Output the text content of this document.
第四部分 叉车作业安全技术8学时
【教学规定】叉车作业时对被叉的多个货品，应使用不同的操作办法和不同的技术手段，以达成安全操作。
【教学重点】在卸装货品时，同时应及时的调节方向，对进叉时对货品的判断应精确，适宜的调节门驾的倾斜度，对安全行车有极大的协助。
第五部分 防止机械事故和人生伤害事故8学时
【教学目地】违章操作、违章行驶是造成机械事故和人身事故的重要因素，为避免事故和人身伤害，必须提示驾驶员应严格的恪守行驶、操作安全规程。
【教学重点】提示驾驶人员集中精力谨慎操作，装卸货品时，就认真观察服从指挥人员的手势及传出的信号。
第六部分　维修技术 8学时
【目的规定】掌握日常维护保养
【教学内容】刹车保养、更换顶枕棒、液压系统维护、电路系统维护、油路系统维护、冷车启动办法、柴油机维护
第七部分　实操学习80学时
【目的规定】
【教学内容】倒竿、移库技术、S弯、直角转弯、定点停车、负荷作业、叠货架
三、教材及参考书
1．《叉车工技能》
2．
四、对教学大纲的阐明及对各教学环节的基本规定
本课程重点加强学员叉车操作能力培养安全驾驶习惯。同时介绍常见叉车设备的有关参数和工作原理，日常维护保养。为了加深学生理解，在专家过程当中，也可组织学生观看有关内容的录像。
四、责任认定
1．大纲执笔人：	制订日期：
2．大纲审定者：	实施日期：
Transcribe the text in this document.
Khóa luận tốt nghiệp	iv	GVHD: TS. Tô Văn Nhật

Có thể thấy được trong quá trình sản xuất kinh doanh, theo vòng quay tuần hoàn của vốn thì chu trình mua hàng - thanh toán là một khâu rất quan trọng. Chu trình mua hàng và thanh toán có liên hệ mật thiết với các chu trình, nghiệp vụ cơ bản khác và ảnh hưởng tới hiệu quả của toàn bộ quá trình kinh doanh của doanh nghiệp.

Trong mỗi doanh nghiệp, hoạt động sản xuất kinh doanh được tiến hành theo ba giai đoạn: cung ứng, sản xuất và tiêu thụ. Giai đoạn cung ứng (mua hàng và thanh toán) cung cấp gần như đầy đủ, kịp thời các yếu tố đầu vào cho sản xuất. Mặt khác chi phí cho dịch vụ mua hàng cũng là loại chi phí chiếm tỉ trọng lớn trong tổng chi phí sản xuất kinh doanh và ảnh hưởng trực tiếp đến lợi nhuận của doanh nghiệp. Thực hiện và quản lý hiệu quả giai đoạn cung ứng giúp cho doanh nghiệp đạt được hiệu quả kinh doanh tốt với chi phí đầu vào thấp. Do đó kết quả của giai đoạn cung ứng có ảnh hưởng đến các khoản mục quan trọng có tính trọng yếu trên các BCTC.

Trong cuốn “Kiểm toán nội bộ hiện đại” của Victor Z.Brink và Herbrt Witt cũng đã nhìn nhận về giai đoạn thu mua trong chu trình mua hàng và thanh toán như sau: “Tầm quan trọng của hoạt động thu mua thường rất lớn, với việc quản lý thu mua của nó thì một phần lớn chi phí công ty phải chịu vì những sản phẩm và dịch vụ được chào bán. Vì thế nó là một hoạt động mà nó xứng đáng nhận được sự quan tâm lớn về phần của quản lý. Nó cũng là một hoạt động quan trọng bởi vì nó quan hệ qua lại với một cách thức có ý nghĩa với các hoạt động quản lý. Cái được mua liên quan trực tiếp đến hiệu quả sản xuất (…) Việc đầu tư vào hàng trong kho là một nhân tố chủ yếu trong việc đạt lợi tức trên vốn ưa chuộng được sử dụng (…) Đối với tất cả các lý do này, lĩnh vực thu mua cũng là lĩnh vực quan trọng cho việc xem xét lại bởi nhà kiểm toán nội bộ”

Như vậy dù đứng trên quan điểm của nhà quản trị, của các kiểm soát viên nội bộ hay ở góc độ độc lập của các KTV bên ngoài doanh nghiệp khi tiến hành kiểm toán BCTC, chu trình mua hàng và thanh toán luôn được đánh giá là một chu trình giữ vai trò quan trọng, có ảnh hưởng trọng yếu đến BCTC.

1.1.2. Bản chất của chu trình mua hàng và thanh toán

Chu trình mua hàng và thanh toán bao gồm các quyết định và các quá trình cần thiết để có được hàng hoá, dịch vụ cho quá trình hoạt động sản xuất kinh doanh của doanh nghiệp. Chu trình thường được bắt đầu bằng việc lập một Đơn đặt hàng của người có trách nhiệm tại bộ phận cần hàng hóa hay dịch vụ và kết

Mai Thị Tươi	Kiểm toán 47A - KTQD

-----

= WHAT THE EXERCISE ASKS =
Which lines hold the word "教学内容"? Copy all of them.

= SOLUTION FOR THIS TASK =
【教学内容】刹车保养、更换顶枕棒、液压系统维护、电路系统维护、油路系统维护、冷车启动办法、柴油机维护
【教学内容】倒竿、移库技术、S弯、直角转弯、定点停车、负荷作业、叠货架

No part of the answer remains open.